-- Given records start --
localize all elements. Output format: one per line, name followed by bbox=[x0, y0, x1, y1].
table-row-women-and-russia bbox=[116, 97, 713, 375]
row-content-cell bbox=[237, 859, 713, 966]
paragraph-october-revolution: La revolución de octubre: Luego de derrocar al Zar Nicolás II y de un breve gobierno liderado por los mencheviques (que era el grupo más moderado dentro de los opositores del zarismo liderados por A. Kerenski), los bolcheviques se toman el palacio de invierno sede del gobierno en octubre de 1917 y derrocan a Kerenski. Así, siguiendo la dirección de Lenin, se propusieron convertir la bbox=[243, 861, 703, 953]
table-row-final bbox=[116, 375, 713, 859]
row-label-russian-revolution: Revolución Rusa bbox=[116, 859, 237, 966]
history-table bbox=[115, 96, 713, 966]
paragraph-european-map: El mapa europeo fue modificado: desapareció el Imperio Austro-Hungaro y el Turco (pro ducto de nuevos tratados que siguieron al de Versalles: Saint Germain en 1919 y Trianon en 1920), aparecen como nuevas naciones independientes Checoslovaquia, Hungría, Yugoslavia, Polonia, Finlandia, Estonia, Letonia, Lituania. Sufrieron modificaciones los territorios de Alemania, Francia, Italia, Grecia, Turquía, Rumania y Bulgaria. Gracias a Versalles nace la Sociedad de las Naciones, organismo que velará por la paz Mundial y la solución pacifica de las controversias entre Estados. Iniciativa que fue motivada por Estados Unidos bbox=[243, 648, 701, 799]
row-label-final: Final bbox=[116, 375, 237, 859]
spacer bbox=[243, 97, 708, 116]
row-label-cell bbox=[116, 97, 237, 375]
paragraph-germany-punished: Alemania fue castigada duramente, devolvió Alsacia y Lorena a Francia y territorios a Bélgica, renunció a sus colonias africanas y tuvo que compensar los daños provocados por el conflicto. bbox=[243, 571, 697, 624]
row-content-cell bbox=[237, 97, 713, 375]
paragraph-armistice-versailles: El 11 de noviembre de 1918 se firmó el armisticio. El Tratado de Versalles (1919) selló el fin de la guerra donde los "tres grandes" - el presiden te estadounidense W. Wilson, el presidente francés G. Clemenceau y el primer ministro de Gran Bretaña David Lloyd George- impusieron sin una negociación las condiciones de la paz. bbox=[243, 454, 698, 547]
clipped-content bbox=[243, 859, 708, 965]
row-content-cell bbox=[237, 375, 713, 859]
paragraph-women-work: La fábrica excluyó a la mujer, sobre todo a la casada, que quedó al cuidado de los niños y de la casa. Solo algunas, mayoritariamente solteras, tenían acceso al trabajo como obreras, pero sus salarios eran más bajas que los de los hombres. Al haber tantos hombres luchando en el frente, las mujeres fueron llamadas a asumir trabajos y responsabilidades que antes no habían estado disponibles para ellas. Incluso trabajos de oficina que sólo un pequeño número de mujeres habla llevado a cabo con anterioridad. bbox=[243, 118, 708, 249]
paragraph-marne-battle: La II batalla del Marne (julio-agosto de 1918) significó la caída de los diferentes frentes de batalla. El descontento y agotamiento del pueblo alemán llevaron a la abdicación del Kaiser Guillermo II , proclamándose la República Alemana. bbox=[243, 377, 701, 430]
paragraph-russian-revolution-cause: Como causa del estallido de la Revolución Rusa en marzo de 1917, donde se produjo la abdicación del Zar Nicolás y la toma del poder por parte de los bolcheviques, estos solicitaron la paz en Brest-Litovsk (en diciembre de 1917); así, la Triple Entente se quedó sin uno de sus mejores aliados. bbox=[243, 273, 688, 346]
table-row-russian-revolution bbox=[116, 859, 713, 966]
-- Given records end --
- [Task instructions]
Rewrite the records above with every "row-content-cell" changed to "row-body-cell", keeping everything else the same.

- [Solution for this task]
localize all elements. Output format: one per line, name followed by bbox=[x0, y0, x1, y1].
table-row-women-and-russia bbox=[116, 97, 713, 375]
row-body-cell bbox=[237, 859, 713, 966]
paragraph-october-revolution: La revolución de octubre: Luego de derrocar al Zar Nicolás II y de un breve gobierno liderado por los mencheviques (que era el grupo más moderado dentro de los opositores del zarismo liderados por A. Kerenski), los bolcheviques se toman el palacio de invierno sede del gobierno en octubre de 1917 y derrocan a Kerenski. Así, siguiendo la dirección de Lenin, se propusieron convertir la bbox=[243, 861, 703, 953]
table-row-final bbox=[116, 375, 713, 859]
row-label-russian-revolution: Revolución Rusa bbox=[116, 859, 237, 966]
history-table bbox=[115, 96, 713, 966]
paragraph-european-map: El mapa europeo fue modificado: desapareció el Imperio Austro-Hungaro y el Turco (pro ducto de nuevos tratados que siguieron al de Versalles: Saint Germain en 1919 y Trianon en 1920), aparecen como nuevas naciones independientes Checoslovaquia, Hungría, Yugoslavia, Polonia, Finlandia, Estonia, Letonia, Lituania. Sufrieron modificaciones los territorios de Alemania, Francia, Italia, Grecia, Turquía, Rumania y Bulgaria. Gracias a Versalles nace la Sociedad de las Naciones, organismo que velará por la paz Mundial y la solución pacifica de las controversias entre Estados. Iniciativa que fue motivada por Estados Unidos bbox=[243, 648, 701, 799]
row-label-final: Final bbox=[116, 375, 237, 859]
spacer bbox=[243, 97, 708, 116]
row-label-cell bbox=[116, 97, 237, 375]
paragraph-germany-punished: Alemania fue castigada duramente, devolvió Alsacia y Lorena a Francia y territorios a Bélgica, renunció a sus colonias africanas y tuvo que compensar los daños provocados por el conflicto. bbox=[243, 571, 697, 624]
row-body-cell bbox=[237, 97, 713, 375]
paragraph-armistice-versailles: El 11 de noviembre de 1918 se firmó el armisticio. El Tratado de Versalles (1919) selló el fin de la guerra donde los "tres grandes" - el presiden te estadounidense W. Wilson, el presidente francés G. Clemenceau y el primer ministro de Gran Bretaña David Lloyd George- impusieron sin una negociación las condiciones de la paz. bbox=[243, 454, 698, 547]
clipped-content bbox=[243, 859, 708, 965]
row-body-cell bbox=[237, 375, 713, 859]
paragraph-women-work: La fábrica excluyó a la mujer, sobre todo a la casada, que quedó al cuidado de los niños y de la casa. Solo algunas, mayoritariamente solteras, tenían acceso al trabajo como obreras, pero sus salarios eran más bajas que los de los hombres. Al haber tantos hombres luchando en el frente, las mujeres fueron llamadas a asumir trabajos y responsabilidades que antes no habían estado disponibles para ellas. Incluso trabajos de oficina que sólo un pequeño número de mujeres habla llevado a cabo con anterioridad. bbox=[243, 118, 708, 249]
paragraph-marne-battle: La II batalla del Marne (julio-agosto de 1918) significó la caída de los diferentes frentes de batalla. El descontento y agotamiento del pueblo alemán llevaron a la abdicación del Kaiser Guillermo II , proclamándose la República Alemana. bbox=[243, 377, 701, 430]
paragraph-russian-revolution-cause: Como causa del estallido de la Revolución Rusa en marzo de 1917, donde se produjo la abdicación del Zar Nicolás y la toma del poder por parte de los bolcheviques, estos solicitaron la paz en Brest-Litovsk (en diciembre de 1917); así, la Triple Entente se quedó sin uno de sus mejores aliados. bbox=[243, 273, 688, 346]
table-row-russian-revolution bbox=[116, 859, 713, 966]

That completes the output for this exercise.